* Raw records:
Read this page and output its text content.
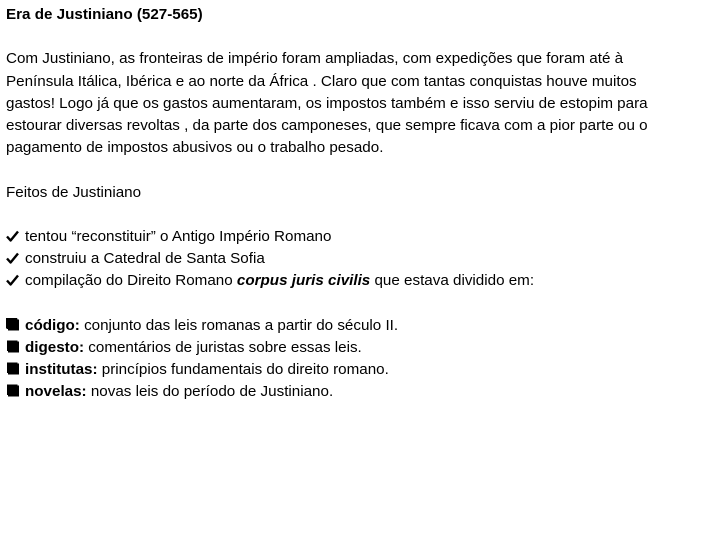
Era de Justiniano (527-565)

Com Justiniano, as fronteiras de império foram ampliadas, com expedições que foram até à
Península Itálica, Ibérica e ao norte da África . Claro que com tantas conquistas houve muitos
gastos! Logo já que os gastos aumentaram, os impostos também e isso serviu de estopim para
estourar diversas revoltas , da parte dos camponeses, que sempre ficava com a pior parte ou o
pagamento de impostos abusivos ou o trabalho pesado.

Feitos de Justiniano

tentou “reconstituir” o Antigo Império Romano
construiu a Catedral de Santa Sofia
compilação do Direito Romano corpus juris civilis que estava dividido em:
código: conjunto das leis romanas a partir do século II.
digesto: comentários de juristas sobre essas leis.
institutas: princípios fundamentais do direito romano.
novelas: novas leis do período de Justiniano.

* Problem requirements:
Go through the entries and return each line where the word "impostos" appears.

* Answer to this problem:
gastos! Logo já que os gastos aumentaram, os impostos também e isso serviu de estopim para
pagamento de impostos abusivos ou o trabalho pesado.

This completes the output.